_OBIETTIVI_
**a)** Traduci in inglese questa frase del testo sul petrolio: "Dopo questo punto, essa declina inesorabilmente, con pesanti conseguenze sulla disponibilità di energia e sul suo costo."
**b)** Riporta parola per parola, per favore, il passo del testo sul petrolio che comincia con le parole "Creato il 31" e termina dopo "(petrolio e derivati).".

Creato il 31 agosto 2011 da Elvio Ciccardini @articolando
L’eredità del petrolio: tanti aspiranti in un mercato “falsato”

Non troppi mesi fa, la crescita dei consumi energetici, fino al 2015, era stimata intorno 2,5% annuo e, sempre secondo le statistiche ufficiali, la produzione giornaliera di barili di petrolio sarebbe passata da 83 milioni nel 2009 a 150 milioni nel 2030.

Tutti gli analisti di settore sono concordi nell’affermare che nessuna tecnologia alternativa di produzione energetica sia ancora in grado di competere con gli 8-10 centesimi di euro necessari per produrre un Kwh di energia con i combustibili fossili (petrolio e derivati).


L’urgenza nella ricerca di una valida alternativa energetica è data dall’ampia ricerca scientifica rivolta alla definizione della data del Peak Oil, cioè del momento in cui la produzione petrolifera di una regione, di una nazione o del mondo, raggiunge il suo massimo. Dopo questo punto, essa declina inesorabilmente, con pesanti conseguenze sulla disponibilità di energia e sul suo costo.

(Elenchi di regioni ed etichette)
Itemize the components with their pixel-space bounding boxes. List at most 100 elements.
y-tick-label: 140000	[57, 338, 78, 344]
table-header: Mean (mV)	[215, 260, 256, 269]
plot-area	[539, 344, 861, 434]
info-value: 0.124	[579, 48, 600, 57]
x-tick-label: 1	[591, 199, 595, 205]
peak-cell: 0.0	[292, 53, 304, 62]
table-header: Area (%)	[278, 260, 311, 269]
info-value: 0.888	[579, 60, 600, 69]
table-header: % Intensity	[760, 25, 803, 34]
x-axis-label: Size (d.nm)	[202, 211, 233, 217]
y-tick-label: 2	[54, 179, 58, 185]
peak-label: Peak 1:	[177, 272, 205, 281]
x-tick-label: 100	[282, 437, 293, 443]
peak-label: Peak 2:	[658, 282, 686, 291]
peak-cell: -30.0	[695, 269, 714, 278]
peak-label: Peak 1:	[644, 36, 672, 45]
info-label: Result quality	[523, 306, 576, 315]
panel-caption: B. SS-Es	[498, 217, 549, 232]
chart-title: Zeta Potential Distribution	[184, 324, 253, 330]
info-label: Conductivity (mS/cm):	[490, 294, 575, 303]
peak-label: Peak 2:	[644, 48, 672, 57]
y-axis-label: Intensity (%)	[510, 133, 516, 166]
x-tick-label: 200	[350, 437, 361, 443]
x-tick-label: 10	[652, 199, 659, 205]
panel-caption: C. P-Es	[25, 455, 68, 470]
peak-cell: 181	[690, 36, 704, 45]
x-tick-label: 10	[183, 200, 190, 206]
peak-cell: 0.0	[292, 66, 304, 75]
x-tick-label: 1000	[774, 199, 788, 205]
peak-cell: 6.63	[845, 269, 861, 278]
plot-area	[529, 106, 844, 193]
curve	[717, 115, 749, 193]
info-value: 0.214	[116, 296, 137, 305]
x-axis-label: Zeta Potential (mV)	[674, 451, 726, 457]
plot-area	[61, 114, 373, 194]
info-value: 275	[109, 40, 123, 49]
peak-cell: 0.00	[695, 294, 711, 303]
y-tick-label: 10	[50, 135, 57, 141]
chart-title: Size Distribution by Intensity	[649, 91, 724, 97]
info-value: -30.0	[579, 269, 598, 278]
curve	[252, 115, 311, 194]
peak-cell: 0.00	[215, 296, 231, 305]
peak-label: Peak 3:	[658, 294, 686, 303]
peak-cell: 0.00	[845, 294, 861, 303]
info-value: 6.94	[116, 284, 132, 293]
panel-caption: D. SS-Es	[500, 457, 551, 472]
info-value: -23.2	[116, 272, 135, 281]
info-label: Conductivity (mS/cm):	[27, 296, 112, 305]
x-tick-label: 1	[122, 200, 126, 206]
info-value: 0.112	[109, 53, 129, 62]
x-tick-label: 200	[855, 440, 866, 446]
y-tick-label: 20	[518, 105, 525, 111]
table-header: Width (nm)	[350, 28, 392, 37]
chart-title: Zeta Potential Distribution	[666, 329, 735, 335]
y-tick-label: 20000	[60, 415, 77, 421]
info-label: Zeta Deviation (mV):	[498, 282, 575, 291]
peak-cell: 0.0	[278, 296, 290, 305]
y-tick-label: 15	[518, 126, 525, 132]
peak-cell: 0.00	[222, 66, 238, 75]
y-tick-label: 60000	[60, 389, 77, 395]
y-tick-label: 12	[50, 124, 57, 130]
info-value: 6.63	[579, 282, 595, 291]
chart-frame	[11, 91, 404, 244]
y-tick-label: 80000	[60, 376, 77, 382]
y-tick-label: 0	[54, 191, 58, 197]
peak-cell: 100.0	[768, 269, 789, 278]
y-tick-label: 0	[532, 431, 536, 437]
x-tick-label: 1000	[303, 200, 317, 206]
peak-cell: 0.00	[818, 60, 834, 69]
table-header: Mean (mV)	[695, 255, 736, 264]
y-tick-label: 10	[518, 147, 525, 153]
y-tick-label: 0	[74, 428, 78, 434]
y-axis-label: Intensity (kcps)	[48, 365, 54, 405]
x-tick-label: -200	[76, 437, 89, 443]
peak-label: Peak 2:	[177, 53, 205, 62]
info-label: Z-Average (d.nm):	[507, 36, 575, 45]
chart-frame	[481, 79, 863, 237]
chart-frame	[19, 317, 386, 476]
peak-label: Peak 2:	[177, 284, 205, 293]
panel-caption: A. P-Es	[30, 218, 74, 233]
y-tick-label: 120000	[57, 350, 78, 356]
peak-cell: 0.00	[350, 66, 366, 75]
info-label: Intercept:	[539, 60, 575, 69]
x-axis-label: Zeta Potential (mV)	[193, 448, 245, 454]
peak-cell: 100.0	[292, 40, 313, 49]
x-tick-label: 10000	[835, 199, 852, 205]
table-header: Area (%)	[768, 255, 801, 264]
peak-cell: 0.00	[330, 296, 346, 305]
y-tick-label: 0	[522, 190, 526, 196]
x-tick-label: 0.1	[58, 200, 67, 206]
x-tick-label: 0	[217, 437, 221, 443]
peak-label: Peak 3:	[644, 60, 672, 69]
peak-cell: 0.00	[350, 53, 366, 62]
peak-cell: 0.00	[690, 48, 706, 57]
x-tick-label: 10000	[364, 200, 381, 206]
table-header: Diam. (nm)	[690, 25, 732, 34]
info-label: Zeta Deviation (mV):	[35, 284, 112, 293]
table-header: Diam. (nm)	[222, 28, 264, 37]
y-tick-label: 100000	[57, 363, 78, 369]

_SOLUZIONI DEGLI ESERCIZI_
**a)** After this point, it declines inexorably, with heavy consequences for the availability of energy and for its cost.

**b)**
Creato il 31 agosto 2011 da Elvio Ciccardini @articolando
L’eredità del petrolio: tanti aspiranti in un mercato “falsato”

Non troppi mesi fa, la crescita dei consumi energetici, fino al 2015, era stimata intorno 2,5% annuo e, sempre secondo le statistiche ufficiali, la produzione giornaliera di barili di petrolio sarebbe passata da 83 milioni nel 2009 a 150 milioni nel 2030.

Tutti gli analisti di settore sono concordi nell’affermare che nessuna tecnologia alternativa di produzione energetica sia ancora in grado di competere con gli 8-10 centesimi di euro necessari per produrre un Kwh di energia con i combustibili fossili (petrolio e derivati).